Figure record extracts
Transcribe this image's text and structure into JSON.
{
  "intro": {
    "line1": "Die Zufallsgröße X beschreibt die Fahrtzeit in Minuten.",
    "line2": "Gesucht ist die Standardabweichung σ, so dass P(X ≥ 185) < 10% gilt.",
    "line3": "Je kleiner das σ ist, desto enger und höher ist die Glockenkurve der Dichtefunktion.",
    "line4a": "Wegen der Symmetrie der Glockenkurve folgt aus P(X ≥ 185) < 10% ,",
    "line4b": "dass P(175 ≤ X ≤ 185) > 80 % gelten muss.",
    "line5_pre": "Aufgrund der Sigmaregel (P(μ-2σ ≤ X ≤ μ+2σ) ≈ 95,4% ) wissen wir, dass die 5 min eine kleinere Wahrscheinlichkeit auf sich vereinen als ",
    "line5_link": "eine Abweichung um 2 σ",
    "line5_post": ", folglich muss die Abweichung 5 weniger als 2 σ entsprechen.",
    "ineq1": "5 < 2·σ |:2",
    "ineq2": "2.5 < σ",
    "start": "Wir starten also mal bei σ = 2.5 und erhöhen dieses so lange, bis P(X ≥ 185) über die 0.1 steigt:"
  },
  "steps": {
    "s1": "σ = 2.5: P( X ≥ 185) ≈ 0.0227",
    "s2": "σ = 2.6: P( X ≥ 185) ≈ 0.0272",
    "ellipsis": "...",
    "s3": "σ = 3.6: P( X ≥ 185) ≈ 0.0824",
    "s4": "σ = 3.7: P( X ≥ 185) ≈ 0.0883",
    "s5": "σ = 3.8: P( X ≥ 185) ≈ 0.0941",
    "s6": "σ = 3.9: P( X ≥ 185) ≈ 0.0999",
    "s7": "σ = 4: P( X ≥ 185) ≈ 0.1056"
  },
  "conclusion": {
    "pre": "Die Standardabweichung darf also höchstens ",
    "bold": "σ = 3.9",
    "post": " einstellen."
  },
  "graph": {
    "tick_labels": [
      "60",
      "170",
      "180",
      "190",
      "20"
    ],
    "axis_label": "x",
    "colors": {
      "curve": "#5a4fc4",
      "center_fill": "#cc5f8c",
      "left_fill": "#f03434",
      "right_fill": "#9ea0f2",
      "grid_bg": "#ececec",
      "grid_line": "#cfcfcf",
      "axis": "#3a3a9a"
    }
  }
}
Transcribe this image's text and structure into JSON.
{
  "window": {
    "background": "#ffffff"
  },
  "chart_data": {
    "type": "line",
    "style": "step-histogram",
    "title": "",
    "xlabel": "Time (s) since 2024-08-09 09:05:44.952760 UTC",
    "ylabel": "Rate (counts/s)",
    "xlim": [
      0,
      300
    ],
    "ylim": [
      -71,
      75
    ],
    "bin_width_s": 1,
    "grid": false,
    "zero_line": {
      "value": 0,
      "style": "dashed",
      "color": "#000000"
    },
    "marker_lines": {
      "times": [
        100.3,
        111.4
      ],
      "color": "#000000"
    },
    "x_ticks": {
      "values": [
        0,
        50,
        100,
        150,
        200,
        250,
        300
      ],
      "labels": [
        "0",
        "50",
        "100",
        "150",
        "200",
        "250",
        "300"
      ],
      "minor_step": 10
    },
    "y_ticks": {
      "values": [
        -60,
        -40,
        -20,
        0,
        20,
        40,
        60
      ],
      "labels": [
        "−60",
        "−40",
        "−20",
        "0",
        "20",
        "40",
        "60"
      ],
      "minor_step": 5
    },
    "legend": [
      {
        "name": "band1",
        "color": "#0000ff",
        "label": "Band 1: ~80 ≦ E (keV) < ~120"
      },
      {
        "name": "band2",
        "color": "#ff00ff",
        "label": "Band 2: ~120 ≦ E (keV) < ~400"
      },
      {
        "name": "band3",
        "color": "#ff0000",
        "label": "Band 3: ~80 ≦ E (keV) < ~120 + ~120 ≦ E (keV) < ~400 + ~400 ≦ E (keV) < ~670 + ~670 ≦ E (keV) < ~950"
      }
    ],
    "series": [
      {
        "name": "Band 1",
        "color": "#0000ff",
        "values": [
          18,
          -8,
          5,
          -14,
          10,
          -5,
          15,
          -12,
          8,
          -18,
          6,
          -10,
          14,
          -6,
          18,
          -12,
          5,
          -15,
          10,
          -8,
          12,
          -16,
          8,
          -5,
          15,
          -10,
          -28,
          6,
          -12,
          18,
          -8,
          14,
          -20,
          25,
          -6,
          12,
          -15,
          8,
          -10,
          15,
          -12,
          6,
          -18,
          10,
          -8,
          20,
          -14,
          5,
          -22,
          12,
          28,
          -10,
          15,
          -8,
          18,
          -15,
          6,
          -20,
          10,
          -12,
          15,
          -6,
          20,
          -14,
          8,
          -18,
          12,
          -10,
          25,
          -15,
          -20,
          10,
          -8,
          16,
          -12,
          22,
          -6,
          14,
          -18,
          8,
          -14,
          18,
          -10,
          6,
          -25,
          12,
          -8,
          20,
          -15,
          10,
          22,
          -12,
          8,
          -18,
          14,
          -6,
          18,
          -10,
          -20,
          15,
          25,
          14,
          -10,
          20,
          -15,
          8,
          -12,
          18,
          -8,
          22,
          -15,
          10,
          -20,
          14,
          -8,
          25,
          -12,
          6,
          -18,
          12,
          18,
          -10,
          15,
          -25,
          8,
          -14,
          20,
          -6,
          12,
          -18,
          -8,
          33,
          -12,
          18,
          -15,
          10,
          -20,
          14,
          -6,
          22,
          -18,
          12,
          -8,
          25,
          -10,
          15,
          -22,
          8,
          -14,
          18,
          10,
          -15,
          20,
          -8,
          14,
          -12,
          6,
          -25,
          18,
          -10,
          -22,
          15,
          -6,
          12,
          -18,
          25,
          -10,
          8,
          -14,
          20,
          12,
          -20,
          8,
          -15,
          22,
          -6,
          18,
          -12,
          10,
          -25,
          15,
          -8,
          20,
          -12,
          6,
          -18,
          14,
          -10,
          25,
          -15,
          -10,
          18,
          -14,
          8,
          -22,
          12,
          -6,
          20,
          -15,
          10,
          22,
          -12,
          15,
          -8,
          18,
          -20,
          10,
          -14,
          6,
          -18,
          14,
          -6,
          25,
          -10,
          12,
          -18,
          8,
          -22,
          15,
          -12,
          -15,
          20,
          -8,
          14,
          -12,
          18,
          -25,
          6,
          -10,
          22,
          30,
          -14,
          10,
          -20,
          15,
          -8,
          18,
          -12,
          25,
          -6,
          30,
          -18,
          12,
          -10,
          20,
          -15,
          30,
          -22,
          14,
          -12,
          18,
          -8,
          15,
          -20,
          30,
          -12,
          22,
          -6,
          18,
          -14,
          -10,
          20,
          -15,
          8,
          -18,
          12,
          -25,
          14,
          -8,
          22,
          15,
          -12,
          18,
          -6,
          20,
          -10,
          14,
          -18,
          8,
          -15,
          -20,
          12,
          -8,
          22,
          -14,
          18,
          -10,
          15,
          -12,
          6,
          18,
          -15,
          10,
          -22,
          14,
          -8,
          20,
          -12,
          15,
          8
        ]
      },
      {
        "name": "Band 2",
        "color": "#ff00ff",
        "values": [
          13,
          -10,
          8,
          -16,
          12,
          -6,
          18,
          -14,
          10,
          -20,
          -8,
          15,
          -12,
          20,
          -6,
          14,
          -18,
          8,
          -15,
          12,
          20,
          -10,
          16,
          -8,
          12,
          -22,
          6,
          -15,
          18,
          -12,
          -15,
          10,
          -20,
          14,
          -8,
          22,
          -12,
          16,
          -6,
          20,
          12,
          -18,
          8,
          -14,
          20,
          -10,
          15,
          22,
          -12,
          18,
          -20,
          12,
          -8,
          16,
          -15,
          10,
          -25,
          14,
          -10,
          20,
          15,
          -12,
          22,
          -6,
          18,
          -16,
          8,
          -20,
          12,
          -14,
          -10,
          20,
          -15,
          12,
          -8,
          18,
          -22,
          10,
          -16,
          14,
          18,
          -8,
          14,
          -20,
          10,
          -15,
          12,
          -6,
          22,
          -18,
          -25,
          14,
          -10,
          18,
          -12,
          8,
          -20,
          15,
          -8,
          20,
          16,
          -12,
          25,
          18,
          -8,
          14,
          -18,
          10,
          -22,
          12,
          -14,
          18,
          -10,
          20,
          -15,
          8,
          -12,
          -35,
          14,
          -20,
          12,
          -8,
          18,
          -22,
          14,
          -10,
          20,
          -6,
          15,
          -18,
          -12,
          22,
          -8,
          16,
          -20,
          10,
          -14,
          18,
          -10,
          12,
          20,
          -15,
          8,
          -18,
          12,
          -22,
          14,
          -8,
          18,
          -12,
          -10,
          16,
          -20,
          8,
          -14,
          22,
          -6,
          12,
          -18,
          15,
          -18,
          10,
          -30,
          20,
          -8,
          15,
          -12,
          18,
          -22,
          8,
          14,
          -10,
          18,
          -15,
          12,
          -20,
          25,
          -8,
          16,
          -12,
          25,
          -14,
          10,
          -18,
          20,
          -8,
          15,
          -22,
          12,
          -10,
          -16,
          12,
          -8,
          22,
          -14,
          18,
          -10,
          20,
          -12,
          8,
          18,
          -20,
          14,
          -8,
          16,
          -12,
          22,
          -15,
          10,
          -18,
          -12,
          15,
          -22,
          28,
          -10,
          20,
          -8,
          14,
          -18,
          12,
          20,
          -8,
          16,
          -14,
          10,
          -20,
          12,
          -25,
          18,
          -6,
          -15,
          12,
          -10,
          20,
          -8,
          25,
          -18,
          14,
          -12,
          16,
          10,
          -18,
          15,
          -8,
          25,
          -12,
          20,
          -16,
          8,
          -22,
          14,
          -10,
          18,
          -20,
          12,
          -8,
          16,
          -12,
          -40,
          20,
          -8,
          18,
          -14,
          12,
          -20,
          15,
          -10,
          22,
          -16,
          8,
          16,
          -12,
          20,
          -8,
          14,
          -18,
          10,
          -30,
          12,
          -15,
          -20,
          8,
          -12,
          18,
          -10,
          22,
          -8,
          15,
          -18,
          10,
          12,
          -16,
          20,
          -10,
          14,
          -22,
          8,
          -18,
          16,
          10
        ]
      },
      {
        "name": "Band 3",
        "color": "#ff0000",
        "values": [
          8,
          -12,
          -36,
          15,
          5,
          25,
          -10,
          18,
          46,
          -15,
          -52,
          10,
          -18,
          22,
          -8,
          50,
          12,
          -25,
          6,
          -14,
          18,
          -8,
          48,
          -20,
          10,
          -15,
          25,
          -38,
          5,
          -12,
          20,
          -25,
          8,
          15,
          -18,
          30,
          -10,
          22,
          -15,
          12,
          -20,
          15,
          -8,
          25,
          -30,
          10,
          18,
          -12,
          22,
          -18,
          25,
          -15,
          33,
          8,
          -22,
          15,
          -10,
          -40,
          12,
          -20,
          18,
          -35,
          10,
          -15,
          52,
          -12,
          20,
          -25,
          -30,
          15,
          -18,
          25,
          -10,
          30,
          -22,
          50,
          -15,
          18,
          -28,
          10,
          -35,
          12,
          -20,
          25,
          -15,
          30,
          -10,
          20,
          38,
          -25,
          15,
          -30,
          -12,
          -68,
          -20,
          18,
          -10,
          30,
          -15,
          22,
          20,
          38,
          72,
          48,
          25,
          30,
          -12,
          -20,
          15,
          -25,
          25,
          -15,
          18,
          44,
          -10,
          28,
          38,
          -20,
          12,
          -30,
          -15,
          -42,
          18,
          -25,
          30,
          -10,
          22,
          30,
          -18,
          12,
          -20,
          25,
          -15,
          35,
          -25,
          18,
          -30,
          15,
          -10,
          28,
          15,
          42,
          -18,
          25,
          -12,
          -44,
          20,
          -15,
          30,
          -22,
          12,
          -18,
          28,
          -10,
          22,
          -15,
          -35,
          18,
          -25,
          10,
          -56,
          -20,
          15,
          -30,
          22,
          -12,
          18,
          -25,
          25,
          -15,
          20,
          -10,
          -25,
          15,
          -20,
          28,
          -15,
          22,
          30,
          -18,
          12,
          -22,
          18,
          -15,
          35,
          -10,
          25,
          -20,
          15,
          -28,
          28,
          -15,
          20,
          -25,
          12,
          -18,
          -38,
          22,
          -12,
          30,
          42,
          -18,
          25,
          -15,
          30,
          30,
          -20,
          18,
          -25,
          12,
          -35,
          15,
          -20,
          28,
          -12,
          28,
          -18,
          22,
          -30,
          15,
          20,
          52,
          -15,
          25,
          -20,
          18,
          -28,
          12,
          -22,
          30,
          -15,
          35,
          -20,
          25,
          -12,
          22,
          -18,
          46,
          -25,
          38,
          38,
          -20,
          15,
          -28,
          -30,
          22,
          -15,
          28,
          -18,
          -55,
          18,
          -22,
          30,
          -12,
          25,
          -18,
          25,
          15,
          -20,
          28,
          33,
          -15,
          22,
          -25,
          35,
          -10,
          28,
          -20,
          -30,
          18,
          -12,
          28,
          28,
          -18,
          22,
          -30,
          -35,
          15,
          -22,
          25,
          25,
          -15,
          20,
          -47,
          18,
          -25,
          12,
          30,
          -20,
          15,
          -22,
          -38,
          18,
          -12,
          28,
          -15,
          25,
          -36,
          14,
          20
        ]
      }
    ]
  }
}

TASK STATEMENT:
Tally the lines in this data that hold the word "dass" and state only the count.

EXPECTED ANSWER:
3